Determine the number of lines in the data that include the word "Daily", and write only that number.

=== Provided entries ===
>> begin

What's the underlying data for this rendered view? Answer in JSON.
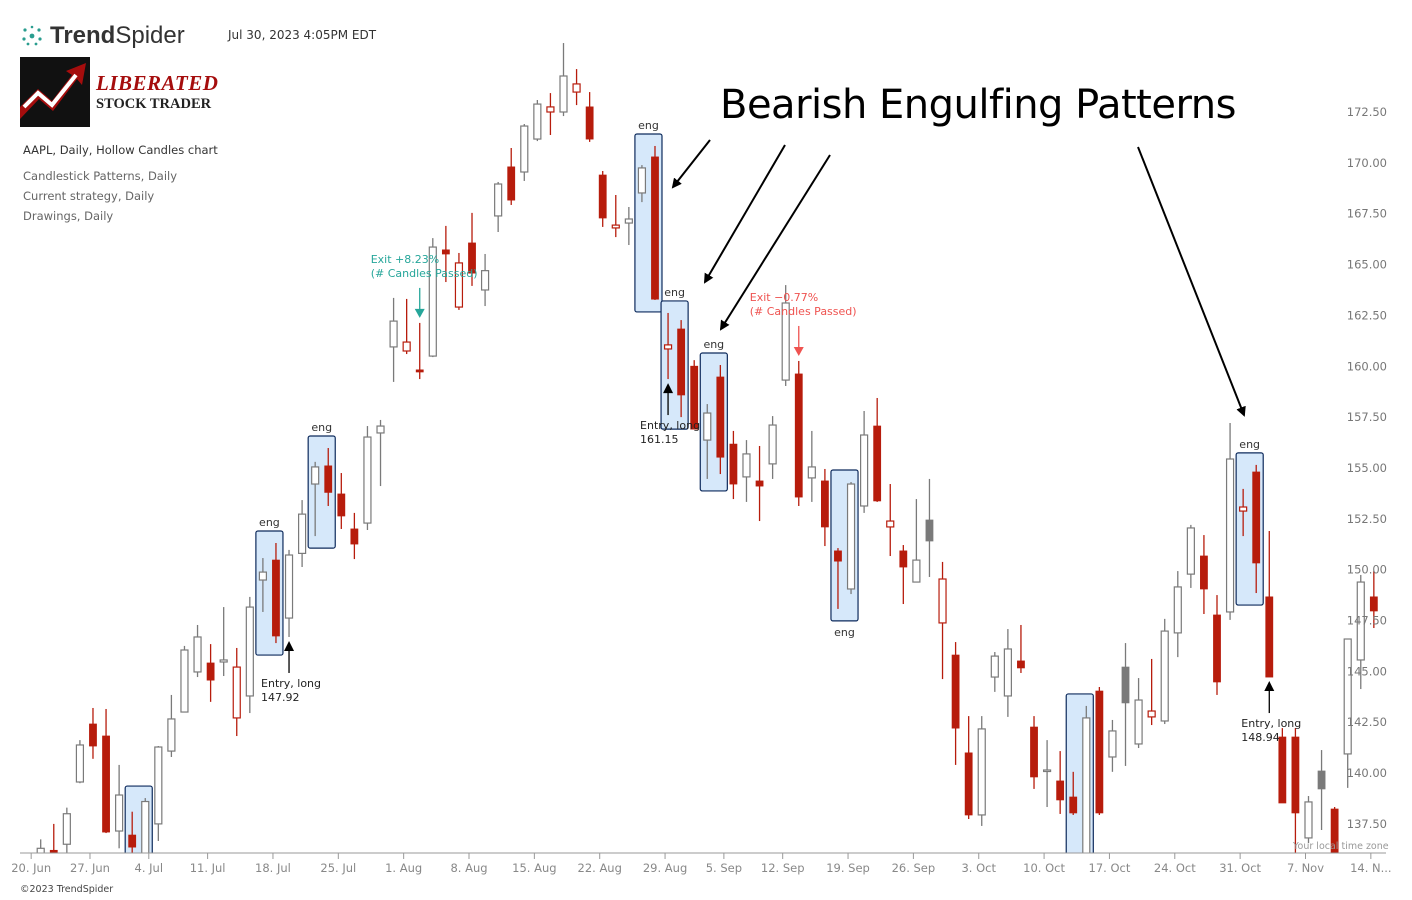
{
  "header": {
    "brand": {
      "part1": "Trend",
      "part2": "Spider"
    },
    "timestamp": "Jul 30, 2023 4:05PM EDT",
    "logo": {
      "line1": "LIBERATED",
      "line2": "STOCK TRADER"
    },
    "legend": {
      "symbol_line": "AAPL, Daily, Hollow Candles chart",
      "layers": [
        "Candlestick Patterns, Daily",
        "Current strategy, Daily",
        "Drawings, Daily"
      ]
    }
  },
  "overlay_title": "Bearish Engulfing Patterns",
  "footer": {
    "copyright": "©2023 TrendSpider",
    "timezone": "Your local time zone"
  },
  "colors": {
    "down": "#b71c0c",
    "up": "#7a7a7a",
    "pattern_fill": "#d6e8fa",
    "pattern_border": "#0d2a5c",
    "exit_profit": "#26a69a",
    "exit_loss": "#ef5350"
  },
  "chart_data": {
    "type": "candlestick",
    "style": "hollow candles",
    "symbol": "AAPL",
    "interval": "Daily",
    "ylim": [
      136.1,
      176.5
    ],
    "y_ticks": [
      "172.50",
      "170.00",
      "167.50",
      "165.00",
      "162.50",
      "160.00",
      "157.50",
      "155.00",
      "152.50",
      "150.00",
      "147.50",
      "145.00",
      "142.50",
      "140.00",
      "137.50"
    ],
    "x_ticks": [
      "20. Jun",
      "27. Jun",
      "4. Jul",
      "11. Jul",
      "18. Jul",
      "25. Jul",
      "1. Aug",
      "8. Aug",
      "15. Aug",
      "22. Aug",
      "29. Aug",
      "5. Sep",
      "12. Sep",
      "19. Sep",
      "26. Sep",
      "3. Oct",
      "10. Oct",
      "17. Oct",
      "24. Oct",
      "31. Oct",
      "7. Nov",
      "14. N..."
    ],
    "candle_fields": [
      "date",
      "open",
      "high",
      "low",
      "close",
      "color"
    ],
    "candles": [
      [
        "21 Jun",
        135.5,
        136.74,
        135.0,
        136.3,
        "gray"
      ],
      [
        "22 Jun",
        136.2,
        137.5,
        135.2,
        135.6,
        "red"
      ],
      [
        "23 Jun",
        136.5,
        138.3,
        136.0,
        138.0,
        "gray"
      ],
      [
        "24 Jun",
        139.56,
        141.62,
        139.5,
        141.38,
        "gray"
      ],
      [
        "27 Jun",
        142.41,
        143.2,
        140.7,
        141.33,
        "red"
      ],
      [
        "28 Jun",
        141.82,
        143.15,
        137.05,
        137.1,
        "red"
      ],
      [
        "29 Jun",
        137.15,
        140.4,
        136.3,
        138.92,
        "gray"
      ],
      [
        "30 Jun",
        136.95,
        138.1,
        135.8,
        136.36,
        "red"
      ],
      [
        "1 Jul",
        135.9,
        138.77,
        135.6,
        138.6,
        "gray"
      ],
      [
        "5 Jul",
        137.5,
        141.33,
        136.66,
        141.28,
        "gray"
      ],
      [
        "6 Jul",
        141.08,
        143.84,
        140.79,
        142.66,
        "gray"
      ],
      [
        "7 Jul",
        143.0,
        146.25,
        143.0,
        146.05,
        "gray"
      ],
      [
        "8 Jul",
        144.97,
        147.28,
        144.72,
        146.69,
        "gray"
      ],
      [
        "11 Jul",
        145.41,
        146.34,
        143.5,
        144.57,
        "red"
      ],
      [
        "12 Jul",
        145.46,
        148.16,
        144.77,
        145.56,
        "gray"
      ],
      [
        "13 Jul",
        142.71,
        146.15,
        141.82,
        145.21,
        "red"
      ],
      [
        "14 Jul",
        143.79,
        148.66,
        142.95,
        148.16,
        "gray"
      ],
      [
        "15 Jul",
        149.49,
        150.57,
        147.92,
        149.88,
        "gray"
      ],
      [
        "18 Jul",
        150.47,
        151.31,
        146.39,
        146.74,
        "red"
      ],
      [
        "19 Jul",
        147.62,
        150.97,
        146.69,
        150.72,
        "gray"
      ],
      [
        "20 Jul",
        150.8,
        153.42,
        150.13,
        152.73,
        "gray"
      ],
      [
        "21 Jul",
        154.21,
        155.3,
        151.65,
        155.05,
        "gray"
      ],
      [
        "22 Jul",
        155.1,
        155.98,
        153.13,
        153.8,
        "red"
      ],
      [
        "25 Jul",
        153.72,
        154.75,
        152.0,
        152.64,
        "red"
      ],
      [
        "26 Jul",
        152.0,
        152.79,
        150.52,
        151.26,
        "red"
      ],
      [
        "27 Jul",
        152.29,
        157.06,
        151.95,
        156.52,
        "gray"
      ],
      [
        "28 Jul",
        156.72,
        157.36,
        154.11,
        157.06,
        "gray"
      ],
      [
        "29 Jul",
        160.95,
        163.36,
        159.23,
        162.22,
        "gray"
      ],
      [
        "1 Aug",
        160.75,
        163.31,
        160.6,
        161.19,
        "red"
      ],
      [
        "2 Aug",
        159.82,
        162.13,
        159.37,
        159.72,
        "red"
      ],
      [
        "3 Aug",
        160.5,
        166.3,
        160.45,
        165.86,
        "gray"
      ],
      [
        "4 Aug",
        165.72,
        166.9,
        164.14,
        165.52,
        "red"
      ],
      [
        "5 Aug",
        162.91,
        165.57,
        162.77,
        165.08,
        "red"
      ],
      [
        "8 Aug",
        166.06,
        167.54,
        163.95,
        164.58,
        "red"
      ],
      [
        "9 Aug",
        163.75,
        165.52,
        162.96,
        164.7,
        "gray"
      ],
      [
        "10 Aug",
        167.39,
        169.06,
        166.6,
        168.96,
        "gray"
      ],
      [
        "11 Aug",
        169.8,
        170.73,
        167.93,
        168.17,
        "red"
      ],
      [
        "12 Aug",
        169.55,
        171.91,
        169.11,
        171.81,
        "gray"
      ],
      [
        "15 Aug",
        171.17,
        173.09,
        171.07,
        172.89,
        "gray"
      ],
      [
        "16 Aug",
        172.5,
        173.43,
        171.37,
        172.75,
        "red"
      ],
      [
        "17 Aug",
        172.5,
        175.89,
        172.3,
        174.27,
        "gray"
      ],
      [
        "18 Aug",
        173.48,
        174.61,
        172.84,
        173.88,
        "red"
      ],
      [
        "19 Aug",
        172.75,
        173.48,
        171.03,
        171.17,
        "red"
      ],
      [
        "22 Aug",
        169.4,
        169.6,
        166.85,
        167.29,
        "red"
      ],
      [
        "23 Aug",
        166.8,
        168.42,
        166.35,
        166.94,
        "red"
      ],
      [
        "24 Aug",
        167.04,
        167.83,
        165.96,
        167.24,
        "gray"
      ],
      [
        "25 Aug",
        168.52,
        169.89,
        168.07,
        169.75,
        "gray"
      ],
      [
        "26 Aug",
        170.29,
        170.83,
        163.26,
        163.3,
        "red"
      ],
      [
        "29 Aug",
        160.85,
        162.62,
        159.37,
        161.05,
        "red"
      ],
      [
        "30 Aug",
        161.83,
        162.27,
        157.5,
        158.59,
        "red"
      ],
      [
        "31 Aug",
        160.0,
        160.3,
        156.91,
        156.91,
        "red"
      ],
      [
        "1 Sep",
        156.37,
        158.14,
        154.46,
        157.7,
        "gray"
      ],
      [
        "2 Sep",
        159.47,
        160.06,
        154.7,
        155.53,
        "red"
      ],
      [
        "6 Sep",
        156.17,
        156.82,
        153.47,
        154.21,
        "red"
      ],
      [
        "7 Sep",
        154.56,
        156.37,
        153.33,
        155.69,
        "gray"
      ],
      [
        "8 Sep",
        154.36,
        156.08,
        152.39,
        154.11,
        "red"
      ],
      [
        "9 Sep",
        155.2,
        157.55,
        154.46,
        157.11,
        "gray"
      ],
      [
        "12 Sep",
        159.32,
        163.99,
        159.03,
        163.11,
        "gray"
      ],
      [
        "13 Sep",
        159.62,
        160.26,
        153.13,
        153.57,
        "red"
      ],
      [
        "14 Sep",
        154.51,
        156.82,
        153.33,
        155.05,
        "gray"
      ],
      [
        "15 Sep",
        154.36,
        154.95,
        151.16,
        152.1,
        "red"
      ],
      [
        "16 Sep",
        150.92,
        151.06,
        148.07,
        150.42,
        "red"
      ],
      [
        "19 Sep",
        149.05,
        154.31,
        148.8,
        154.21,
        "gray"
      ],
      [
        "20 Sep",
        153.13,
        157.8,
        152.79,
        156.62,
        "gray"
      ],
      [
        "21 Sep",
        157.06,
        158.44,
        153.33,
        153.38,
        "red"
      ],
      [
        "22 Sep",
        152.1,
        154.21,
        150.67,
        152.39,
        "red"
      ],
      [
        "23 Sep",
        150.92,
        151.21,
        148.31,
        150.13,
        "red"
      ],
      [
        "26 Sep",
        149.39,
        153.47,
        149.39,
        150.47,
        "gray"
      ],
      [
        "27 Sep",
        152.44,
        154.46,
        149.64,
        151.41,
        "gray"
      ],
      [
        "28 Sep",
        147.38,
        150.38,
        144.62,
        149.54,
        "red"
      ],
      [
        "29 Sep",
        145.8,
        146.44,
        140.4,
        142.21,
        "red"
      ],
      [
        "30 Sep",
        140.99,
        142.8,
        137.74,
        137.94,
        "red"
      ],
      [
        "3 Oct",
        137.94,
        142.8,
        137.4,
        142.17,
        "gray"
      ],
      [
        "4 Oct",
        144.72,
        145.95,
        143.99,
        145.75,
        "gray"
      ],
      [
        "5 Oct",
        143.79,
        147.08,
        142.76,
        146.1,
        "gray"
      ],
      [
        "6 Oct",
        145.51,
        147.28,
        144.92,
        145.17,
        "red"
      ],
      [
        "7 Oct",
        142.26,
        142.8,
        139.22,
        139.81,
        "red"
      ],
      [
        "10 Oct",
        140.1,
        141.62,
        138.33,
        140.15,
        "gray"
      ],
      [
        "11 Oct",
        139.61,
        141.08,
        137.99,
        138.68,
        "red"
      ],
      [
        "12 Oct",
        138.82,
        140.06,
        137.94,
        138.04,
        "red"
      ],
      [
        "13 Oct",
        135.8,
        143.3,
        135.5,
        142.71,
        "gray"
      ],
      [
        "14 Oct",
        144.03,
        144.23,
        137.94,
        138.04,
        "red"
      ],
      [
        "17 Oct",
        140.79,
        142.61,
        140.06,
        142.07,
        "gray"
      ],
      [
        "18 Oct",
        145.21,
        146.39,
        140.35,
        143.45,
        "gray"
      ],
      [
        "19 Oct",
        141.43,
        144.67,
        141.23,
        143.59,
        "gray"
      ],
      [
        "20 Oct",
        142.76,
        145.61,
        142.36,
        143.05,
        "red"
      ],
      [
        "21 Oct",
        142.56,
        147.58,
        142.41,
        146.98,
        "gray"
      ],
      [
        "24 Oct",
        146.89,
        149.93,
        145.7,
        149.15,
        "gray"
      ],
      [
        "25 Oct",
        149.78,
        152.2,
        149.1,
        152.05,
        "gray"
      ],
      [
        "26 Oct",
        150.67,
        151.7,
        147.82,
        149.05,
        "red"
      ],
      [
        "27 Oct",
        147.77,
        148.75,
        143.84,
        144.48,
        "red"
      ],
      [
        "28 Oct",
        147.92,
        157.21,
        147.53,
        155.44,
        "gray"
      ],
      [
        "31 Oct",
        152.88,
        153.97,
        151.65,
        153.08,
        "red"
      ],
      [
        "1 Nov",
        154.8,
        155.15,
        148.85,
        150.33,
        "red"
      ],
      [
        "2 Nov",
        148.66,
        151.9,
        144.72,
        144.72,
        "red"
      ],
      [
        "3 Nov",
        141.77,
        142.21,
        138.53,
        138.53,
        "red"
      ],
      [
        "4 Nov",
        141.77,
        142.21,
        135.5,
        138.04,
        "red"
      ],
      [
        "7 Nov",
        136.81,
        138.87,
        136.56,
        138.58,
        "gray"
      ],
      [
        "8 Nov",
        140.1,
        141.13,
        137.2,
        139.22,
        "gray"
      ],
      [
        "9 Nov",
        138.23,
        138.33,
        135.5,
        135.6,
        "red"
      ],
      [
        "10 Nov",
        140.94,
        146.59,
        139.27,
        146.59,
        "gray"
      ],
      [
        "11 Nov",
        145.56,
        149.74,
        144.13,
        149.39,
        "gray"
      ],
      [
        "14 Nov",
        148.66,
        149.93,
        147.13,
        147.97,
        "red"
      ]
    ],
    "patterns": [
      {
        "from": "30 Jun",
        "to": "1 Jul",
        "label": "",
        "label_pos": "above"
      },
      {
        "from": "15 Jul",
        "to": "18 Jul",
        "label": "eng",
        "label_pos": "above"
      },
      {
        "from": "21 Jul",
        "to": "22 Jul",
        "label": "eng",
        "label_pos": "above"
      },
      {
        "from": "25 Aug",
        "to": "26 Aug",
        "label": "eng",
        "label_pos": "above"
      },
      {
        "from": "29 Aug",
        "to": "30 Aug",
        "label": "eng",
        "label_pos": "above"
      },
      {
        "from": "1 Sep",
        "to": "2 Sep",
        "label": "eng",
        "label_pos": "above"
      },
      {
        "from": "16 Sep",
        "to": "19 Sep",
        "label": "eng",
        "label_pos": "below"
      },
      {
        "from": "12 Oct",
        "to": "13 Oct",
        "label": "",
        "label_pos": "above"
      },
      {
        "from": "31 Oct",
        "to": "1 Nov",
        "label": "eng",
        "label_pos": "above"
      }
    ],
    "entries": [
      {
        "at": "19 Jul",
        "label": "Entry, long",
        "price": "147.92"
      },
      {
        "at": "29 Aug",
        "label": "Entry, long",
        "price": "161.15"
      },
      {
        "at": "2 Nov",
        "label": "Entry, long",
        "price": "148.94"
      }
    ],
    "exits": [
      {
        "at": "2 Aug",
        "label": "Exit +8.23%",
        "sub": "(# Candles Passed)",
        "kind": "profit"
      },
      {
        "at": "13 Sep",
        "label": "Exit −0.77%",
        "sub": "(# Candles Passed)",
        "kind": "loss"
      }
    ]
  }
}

>> end

=== Solved problem ===
5